#### WORK TO DO
Rewrite the items as a numbered list, from the start up to and including the line containing "tree-indent-guide [67,57,68,448]", and leave out any blank lines.

(Items from a data collection)
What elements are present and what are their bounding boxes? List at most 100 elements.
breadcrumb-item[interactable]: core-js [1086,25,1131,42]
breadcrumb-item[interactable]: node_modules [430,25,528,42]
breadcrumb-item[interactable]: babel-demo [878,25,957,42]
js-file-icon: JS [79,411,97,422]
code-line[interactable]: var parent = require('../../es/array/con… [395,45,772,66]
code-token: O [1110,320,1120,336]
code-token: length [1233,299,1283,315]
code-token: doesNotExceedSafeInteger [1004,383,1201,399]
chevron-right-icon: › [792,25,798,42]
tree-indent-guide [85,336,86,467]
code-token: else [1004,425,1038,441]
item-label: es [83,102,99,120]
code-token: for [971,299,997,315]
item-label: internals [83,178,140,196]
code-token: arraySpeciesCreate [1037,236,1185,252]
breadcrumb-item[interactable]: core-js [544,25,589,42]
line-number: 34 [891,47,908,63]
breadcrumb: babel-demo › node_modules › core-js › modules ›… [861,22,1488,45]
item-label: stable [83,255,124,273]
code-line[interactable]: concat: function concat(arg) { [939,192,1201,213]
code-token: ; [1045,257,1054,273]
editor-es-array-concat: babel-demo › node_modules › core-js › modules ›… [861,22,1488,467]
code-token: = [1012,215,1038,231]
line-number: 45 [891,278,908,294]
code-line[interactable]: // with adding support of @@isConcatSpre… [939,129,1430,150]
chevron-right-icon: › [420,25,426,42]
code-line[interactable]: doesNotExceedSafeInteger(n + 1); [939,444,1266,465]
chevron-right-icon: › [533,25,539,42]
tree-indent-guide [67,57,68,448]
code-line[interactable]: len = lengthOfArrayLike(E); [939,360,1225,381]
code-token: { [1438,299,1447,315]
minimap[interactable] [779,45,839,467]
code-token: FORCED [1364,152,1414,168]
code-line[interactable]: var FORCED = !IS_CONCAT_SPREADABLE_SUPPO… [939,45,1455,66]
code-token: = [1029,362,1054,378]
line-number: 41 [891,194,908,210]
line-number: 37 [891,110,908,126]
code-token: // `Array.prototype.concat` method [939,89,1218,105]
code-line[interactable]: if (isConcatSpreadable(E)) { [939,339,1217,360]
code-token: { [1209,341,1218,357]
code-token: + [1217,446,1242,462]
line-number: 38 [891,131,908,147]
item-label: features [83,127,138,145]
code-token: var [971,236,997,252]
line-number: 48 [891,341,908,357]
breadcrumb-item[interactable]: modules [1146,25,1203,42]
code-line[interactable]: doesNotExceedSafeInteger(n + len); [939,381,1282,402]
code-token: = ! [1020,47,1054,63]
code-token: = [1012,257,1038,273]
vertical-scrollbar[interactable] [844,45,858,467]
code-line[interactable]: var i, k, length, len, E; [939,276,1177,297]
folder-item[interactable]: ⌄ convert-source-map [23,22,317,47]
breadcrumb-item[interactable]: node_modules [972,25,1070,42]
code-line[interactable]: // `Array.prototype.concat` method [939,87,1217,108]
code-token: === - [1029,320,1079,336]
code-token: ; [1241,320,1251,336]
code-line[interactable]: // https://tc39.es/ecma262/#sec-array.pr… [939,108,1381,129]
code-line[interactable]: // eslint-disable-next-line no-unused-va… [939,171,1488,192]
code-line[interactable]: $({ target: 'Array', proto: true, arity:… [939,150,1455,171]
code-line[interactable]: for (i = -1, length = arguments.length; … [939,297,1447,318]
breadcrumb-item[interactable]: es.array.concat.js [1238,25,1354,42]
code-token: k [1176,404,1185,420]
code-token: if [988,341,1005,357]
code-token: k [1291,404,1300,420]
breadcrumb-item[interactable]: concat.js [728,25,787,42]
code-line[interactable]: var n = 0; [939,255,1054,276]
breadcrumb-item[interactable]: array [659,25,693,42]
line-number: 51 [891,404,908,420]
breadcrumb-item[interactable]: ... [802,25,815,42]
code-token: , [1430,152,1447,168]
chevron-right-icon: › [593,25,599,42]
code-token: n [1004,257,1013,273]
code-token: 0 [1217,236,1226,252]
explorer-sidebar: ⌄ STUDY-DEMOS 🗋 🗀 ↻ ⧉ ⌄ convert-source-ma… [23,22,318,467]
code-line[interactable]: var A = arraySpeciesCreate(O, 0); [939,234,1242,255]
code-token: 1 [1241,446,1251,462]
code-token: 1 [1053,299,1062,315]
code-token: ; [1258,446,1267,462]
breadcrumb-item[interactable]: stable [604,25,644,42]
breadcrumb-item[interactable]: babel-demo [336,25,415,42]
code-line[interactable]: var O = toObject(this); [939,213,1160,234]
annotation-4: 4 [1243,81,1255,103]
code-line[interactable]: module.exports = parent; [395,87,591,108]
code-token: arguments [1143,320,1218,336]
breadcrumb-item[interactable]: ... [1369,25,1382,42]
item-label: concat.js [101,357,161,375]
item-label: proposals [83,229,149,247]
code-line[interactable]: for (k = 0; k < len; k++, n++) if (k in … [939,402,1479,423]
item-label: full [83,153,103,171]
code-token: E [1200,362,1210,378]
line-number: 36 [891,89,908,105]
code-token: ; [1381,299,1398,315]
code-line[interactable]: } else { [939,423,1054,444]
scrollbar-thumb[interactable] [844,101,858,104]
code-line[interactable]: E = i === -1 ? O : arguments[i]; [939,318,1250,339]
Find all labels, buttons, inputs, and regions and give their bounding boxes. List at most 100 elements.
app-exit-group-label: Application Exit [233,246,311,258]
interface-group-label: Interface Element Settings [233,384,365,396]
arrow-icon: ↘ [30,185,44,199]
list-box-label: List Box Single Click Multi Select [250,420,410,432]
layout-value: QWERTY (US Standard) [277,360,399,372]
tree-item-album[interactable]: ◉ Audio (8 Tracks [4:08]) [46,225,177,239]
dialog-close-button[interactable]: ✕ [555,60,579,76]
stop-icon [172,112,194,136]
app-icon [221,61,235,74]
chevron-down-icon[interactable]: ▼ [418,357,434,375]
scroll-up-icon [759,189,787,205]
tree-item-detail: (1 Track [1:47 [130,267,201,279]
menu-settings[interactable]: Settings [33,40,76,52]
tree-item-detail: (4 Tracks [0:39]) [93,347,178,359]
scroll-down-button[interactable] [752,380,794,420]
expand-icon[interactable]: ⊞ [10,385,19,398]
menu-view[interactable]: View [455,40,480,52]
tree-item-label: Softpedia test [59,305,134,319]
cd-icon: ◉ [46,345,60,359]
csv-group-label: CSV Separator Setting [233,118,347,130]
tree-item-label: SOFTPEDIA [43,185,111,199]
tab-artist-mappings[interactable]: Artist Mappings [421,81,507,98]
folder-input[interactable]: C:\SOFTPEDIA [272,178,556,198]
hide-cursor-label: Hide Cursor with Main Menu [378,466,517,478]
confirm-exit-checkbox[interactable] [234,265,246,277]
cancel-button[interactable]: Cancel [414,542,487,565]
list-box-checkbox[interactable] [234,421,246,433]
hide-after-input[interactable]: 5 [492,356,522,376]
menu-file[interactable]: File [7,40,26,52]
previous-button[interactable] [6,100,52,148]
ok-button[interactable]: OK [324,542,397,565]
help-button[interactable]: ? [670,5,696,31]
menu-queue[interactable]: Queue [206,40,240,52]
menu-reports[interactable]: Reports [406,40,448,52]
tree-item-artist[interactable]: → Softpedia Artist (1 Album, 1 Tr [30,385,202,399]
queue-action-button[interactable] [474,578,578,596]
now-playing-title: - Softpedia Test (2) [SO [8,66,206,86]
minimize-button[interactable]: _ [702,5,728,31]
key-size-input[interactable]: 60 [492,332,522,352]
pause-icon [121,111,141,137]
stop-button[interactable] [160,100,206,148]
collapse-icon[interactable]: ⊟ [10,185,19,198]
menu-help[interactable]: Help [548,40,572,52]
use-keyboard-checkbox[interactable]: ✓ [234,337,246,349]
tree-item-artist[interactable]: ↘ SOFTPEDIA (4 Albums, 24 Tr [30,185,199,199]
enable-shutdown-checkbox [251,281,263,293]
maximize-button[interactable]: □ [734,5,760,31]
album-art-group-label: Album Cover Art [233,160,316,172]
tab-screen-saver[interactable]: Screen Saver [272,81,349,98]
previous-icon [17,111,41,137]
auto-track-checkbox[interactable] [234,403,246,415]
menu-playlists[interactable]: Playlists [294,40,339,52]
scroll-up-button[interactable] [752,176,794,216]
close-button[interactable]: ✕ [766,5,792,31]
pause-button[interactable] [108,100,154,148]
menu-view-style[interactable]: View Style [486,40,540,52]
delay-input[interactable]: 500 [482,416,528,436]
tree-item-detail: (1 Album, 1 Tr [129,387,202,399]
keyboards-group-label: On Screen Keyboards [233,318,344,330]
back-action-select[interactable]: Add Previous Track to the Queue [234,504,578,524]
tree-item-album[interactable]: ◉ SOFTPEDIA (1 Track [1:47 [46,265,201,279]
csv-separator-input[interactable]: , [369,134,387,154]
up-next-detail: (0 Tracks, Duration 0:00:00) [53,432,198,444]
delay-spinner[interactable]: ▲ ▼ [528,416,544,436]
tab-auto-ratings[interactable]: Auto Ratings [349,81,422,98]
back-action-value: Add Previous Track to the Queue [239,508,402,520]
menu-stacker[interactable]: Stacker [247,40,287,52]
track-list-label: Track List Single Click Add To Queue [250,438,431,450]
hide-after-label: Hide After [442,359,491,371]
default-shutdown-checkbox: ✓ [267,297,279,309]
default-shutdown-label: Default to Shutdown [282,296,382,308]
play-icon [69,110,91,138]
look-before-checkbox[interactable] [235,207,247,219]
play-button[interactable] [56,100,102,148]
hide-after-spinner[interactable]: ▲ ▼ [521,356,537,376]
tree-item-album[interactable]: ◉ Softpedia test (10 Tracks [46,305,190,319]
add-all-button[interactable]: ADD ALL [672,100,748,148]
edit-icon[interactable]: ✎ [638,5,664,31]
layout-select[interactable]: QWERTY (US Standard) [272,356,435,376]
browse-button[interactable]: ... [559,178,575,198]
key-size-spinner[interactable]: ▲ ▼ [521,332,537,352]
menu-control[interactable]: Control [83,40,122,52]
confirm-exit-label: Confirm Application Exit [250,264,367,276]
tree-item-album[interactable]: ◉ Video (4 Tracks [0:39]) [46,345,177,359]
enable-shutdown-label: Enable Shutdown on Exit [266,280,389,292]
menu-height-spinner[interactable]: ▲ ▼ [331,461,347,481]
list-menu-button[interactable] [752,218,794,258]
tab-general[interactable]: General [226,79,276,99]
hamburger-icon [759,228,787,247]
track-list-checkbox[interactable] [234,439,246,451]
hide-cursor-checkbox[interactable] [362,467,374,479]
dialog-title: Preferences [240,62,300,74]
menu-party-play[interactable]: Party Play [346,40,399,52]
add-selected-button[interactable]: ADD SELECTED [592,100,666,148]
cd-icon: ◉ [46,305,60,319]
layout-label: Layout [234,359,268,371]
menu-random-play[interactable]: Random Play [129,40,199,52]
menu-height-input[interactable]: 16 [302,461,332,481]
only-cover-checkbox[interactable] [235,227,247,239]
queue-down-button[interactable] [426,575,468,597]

#### PROBLEM SOLUTION
1. What elements are present and what are their bounding boxes? List at most 100 elements.
2. breadcrumb-item[interactable]: core-js [1086,25,1131,42]
3. breadcrumb-item[interactable]: node_modules [430,25,528,42]
4. breadcrumb-item[interactable]: babel-demo [878,25,957,42]
5. js-file-icon: JS [79,411,97,422]
6. code-line[interactable]: var parent = require('../../es/array/con… [395,45,772,66]
7. code-token: O [1110,320,1120,336]
8. code-token: length [1233,299,1283,315]
9. code-token: doesNotExceedSafeInteger [1004,383,1201,399]
10. chevron-right-icon: › [792,25,798,42]
11. tree-indent-guide [85,336,86,467]
12. code-token: else [1004,425,1038,441]
13. item-label: es [83,102,99,120]
14. code-token: for [971,299,997,315]
15. item-label: internals [83,178,140,196]
16. code-token: arraySpeciesCreate [1037,236,1185,252]
17. breadcrumb-item[interactable]: core-js [544,25,589,42]
18. line-number: 34 [891,47,908,63]
19. breadcrumb: babel-demo › node_modules › core-js › modules ›… [861,22,1488,45]
20. item-label: stable [83,255,124,273]
21. code-line[interactable]: concat: function concat(arg) { [939,192,1201,213]
22. code-token: ; [1045,257,1054,273]
23. editor-es-array-concat: babel-demo › node_modules › core-js › modules ›… [861,22,1488,467]
24. code-token: = [1012,215,1038,231]
25. line-number: 45 [891,278,908,294]
26. code-line[interactable]: // with adding support of @@isConcatSpre… [939,129,1430,150]
27. chevron-right-icon: › [420,25,426,42]
28. code-line[interactable]: doesNotExceedSafeInteger(n + 1); [939,444,1266,465]
29. chevron-right-icon: › [533,25,539,42]
30. tree-indent-guide [67,57,68,448]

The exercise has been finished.